We are strongly discouraged from using broad spectrum antibiotics.

An example; a high risk patient (mild immunosuppression and chronic lung disease) presents to ED with cough and increased breathlessness. They have a point of care test that is positive for Flu, negative for covid and RSV. They are sent home (reasonable) on an antibiotic (doxycycline) to cover for secondary bacterial infection (no evidence that they had one) but no antiviral for their primary viral infection. Despite the patient clearly meeting the national guideline criteria for treatment. Guideline in fact authorised empirical anti-flu treatment for a person with suspected influenza who was high risk. So even without a positive flu test the person would have met criteria.
 
Blinded RCT on metformin in early treatment shows long covid reduction

https://papers.ssrn.com/sol3/papers.cfm?abstract_id=4375620

Outpatient Treatment of COVID-19 and the Development of Long COVID Over 10 Months: A Multi-Center, Quadruple-Blind, Parallel Group Randomized Phase 3 Trial

Findings: Of 1323 randomized trial participants, 1125 consented for long-term follow up, and 95.1% completed >9 months of follow up. The median age was 45 years (IQR, 37 to 54), and 56% were female (7% pregnant). The median BMI was 30 kg/m2 (IQR, 27 to 34). Overall, 8.4% reported a medical provider diagnosed them with Long COVID; cumulative incidence: 6.3% with metformin and 10.6% with matched placebo. The hazard ratio (HR) for metformin preventing Long COVID was 0.58 (95%CI, 0.38 to 0.88; P=0·009) versus placebo. The metformin effect was consistent across subgroups, including viral variants. When metformin was started within <4 days of symptom onset, the HR for Long COVID was 0.37 (95%CI, 0.15 to 0.95). No statistical difference in Long COVID occurred in those randomized to either ivermectin (HR=0.99; 95%CI, 0.59 to 1.64) or fluvoxamine (HR=1.36; 95%CI, 0.78 to 2.34).

————————

## Requirement:
What cumulative incidence of Long COVID does the trial text above report for participants given metformin?

————————

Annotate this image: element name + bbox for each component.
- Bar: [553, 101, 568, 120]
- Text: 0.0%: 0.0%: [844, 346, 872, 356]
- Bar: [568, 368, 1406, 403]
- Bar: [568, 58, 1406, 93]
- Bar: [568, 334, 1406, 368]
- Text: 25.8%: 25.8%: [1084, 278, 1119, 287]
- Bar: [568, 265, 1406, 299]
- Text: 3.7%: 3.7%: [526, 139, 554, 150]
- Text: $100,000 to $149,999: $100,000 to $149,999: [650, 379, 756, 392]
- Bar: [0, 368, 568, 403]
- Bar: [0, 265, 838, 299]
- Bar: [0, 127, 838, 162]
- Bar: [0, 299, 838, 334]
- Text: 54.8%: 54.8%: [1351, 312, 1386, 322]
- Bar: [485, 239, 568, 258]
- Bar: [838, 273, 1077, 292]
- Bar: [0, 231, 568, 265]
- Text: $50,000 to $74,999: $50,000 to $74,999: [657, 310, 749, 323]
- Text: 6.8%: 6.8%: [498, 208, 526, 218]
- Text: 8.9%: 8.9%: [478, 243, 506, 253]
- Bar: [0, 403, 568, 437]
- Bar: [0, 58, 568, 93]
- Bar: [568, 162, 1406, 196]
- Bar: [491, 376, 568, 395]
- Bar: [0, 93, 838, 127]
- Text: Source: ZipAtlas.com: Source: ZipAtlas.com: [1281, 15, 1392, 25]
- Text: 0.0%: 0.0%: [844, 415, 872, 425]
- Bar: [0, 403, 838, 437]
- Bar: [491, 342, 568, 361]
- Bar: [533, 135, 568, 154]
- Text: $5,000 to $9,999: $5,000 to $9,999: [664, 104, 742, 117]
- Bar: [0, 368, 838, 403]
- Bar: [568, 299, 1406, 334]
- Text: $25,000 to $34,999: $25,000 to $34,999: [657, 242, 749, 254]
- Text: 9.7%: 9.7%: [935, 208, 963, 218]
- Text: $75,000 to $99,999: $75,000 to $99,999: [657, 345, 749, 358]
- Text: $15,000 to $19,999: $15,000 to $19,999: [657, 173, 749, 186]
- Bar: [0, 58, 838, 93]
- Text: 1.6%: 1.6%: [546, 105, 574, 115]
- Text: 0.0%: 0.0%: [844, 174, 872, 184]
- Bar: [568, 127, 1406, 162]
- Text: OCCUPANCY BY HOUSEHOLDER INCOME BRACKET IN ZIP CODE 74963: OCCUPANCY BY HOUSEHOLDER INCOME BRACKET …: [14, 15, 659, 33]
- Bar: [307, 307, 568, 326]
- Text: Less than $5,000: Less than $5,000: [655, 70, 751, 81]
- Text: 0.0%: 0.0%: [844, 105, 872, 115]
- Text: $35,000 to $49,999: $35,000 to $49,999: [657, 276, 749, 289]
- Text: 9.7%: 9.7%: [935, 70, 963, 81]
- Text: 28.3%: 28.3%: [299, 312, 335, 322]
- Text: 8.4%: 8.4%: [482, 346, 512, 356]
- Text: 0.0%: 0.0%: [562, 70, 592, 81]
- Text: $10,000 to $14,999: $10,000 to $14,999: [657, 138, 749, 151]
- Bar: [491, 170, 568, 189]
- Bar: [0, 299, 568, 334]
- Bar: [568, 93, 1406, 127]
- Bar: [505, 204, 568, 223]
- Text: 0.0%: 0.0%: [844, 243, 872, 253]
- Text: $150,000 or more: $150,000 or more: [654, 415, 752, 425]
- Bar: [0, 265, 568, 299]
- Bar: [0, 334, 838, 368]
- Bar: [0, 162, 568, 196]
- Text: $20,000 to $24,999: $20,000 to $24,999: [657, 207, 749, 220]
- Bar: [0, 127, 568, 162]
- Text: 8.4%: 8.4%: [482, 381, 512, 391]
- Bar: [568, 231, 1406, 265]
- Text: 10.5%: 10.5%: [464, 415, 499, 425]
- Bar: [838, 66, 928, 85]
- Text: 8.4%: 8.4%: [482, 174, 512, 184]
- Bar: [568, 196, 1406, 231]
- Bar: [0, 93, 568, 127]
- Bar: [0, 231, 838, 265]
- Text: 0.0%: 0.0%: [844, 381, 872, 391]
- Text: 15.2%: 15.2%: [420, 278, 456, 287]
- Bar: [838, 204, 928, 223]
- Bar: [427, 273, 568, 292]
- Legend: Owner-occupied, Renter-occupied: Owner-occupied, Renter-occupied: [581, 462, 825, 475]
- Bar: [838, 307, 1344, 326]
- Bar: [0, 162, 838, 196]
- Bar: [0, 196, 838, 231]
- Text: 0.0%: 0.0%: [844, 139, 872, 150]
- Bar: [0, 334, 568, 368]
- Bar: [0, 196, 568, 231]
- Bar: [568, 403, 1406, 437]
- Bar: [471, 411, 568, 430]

————————

## Result of the task:
6.3%